Fehu vs. Gymnasium -- A Practical Comparison
This guide explains how Fehu's reinforcement learning API relates to Python's Gymnasium (and Stable Baselines3 for collection/buffer/GAE), focusing on:
- How core concepts map (Env, Space, step loop, wrappers)
- Where the APIs feel similar vs. deliberately different
- How to translate common Gymnasium patterns into Fehu
If you already use Gymnasium, this should be enough to become productive in Fehu quickly.
1. Big-Picture Differences
| Aspect | Gymnasium (Python) | Fehu (OCaml) |
|---|---|---|
| Language | Dynamic, interpreted | Statically typed, compiled |
| Environment type | gymnasium.Env |
('obs, 'act, 'render) Env.t |
| Observation/action | Untyped (np.ndarray, int, etc.) |
Parametric: 'obs and 'act tracked in the type |
| Spaces | gymnasium.spaces.* |
'a Space.t with typed modules (Space.Discrete, Space.Box, ...) |
| Step result | Tuple (obs, reward, terminated, truncated, info) |
Record Env.step with named fields |
| Wrappers | Subclassing gymnasium.Wrapper |
Env.wrap or composable combinators (map_observation, etc.) |
| Vectorized envs | gymnasium.vector.SyncVectorEnv |
Vec_env.create |
| Trajectory collection | External (Stable Baselines3, TorchRL) | Built-in: Collect.rollout, Collect.episodes |
| Replay buffers | External (Stable Baselines3, TorchRL) | Built-in: Buffer.create, Buffer.add, Buffer.sample |
| GAE | External (Stable Baselines3) | Built-in: Gae.compute, Gae.returns, Gae.normalize |
| Policy evaluation | Manual loop or SB3 evaluate_policy |
Built-in: Eval.run |
| RNG | np.random / seed passed to env.reset(seed=...) |
Implicit scope via Nx.Rng.run ~seed |
| Rendering | String mode "human", "rgb_array" |
Polymorphic variants `Human, `Rgb_array, etc. |
| Mutability | Environments are mutable objects | Environments are immutable handles; state is internal |
Fehu semantics to know (read once):
Env.resetmust be called beforeEnv.step. After a terminal step, anotherresetis required.- Spaces validate observations and actions automatically --
Env.stepraises if an action is outside the action space. - RNG is scoped: wrap your code in
Nx.Rng.run ~seed:42 (fun () -> ...)instead of passing seeds to individual calls. - Trajectory collection, replay buffers, GAE, and evaluation are built into Fehu, not external libraries.

- Dataset excerpts -
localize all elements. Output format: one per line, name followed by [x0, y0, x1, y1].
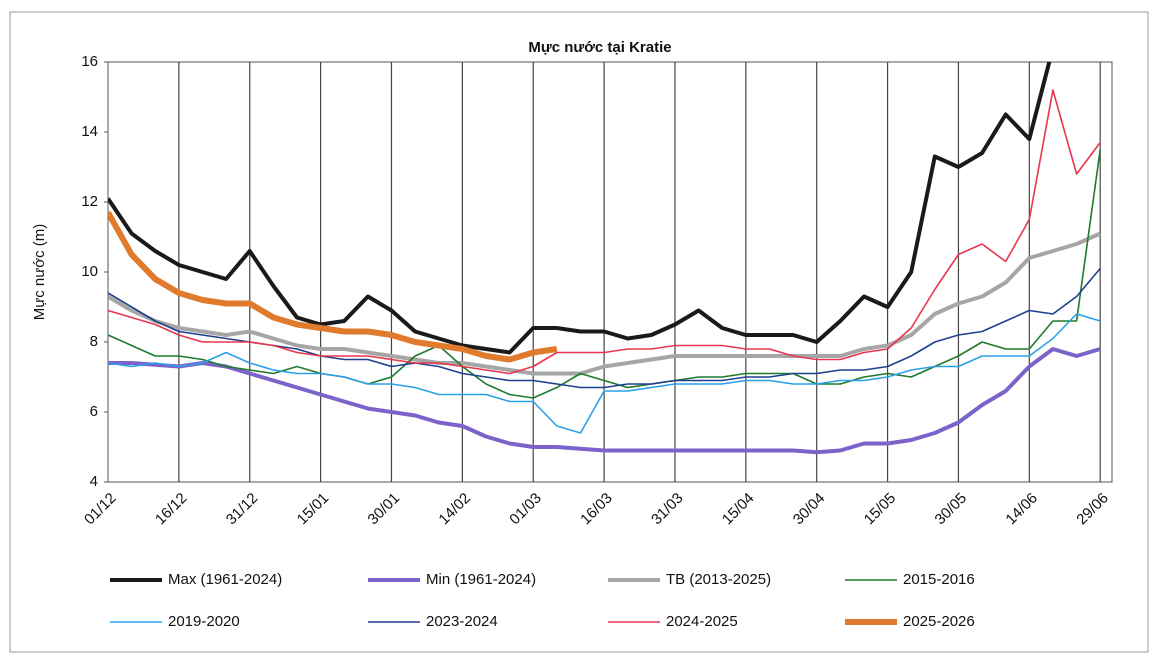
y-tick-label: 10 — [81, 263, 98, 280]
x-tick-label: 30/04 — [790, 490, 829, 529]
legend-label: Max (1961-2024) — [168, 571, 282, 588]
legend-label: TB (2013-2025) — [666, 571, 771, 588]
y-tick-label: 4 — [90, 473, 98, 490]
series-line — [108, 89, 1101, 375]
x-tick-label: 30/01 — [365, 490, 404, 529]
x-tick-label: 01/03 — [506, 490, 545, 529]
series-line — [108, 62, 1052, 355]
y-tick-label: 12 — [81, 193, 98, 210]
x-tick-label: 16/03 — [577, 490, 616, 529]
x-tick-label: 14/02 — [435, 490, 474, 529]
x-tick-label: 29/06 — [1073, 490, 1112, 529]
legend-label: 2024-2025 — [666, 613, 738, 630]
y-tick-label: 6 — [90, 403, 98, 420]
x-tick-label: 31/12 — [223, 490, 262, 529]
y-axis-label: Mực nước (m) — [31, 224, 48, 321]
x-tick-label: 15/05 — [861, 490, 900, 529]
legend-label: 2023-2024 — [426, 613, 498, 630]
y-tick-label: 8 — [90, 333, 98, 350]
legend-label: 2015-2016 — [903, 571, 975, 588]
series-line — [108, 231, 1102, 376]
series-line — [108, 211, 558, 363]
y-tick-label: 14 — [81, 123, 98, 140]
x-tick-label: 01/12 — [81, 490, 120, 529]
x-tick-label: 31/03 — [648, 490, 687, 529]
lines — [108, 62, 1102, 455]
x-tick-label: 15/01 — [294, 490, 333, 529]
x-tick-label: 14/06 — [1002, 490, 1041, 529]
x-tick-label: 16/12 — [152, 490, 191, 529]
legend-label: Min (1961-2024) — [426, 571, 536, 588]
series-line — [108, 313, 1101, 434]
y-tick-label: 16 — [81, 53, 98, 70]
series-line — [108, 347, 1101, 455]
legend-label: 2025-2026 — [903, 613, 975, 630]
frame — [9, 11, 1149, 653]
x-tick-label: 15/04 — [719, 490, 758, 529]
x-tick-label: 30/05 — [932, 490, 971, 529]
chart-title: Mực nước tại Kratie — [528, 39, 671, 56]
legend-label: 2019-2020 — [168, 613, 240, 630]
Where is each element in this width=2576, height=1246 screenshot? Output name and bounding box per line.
* * *
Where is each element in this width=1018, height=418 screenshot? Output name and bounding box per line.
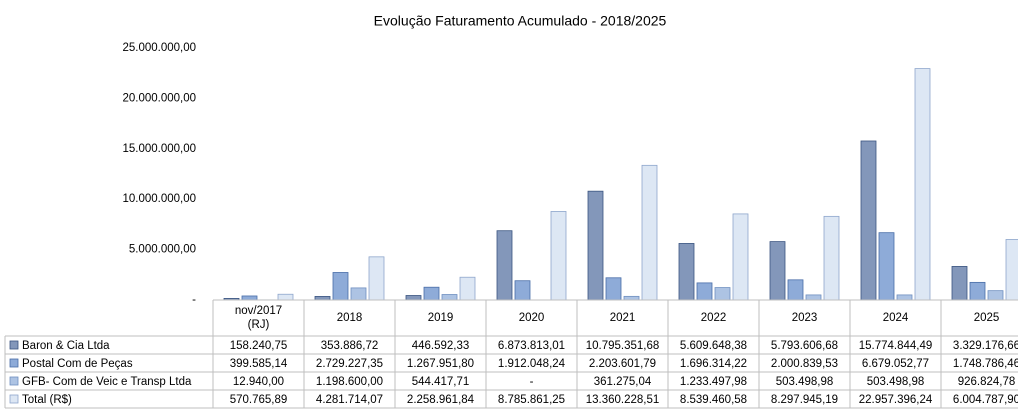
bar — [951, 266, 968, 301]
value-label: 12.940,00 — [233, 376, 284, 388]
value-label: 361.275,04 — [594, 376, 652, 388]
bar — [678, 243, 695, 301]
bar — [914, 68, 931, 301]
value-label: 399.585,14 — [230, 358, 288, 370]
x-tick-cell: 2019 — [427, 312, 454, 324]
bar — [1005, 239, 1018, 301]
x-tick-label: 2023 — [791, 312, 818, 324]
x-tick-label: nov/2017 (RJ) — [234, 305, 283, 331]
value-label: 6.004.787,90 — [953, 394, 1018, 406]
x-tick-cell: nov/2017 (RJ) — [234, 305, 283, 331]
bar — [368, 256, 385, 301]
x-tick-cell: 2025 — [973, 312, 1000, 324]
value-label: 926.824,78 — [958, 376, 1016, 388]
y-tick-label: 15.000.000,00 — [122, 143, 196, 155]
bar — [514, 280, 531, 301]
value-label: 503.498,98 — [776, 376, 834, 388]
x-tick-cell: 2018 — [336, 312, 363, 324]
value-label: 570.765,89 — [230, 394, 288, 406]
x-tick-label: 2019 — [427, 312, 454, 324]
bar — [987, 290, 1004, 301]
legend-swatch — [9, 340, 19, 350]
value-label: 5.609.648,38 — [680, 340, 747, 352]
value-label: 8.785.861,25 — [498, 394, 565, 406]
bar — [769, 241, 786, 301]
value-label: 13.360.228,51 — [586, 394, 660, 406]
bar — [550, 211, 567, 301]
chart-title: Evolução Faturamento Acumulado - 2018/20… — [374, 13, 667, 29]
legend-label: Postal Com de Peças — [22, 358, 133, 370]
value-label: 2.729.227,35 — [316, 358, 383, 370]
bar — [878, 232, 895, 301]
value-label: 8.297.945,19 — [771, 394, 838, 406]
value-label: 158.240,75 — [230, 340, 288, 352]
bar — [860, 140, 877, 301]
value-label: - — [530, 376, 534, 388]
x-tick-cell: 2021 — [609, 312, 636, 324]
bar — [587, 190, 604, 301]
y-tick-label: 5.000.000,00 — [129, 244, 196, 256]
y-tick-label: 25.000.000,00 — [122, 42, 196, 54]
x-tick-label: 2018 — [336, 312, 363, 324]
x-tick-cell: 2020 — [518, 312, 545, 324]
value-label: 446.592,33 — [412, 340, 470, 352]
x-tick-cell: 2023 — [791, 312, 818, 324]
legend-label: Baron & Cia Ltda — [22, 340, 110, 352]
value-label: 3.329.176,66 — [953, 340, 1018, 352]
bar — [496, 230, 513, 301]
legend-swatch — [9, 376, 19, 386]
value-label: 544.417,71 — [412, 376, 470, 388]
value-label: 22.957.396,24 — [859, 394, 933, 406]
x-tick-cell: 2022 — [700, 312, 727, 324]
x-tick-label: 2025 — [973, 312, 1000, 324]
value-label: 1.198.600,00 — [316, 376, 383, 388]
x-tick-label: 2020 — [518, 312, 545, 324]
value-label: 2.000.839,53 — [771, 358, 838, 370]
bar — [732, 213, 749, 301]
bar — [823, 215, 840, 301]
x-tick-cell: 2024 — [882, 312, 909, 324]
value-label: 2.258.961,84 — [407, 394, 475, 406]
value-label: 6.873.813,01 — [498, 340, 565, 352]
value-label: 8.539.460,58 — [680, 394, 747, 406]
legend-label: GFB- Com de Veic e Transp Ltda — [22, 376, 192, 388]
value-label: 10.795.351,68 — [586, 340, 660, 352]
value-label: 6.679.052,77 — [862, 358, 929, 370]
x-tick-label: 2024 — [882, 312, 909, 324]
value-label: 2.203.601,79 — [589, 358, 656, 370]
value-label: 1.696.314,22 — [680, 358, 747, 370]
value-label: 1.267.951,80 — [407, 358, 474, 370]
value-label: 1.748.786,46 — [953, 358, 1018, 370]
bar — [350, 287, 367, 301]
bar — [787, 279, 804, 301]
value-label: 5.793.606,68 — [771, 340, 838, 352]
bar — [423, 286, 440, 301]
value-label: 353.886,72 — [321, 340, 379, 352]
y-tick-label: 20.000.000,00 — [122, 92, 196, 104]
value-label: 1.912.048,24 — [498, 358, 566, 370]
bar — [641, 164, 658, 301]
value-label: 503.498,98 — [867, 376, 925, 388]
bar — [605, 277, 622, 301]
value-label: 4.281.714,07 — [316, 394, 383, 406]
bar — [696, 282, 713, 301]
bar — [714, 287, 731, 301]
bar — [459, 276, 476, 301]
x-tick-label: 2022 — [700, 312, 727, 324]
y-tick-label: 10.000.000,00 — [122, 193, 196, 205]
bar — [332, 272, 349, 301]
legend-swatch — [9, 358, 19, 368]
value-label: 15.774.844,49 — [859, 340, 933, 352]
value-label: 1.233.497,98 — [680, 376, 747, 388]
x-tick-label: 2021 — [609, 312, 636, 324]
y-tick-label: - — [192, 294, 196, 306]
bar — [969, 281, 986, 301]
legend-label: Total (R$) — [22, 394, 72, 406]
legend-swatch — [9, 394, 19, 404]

- Short problem 1 -
From the Fehu vs. Gymnasium guide above, copy the passage between "- Where the" and "in Fehu quickly.", inclusive, word for word.
- Short problem 2 -
Answer these questions from the Fehu vs. Gymnasium guide above:
(a) Which Fehu function creates vectorized environments?
(b) Which external library does Gymnasium use for GAE?
(c) How does the guide describe Fehu as a language?

- Task answer 1 -
- Where the APIs feel similar vs. deliberately different
- How to translate common Gymnasium patterns into Fehu
If you already use Gymnasium, this should be enough to become productive in Fehu quickly.

- Task answer 2 -
(a) Vec_env.create
(b) Stable Baselines3
(c) Statically typed, compiled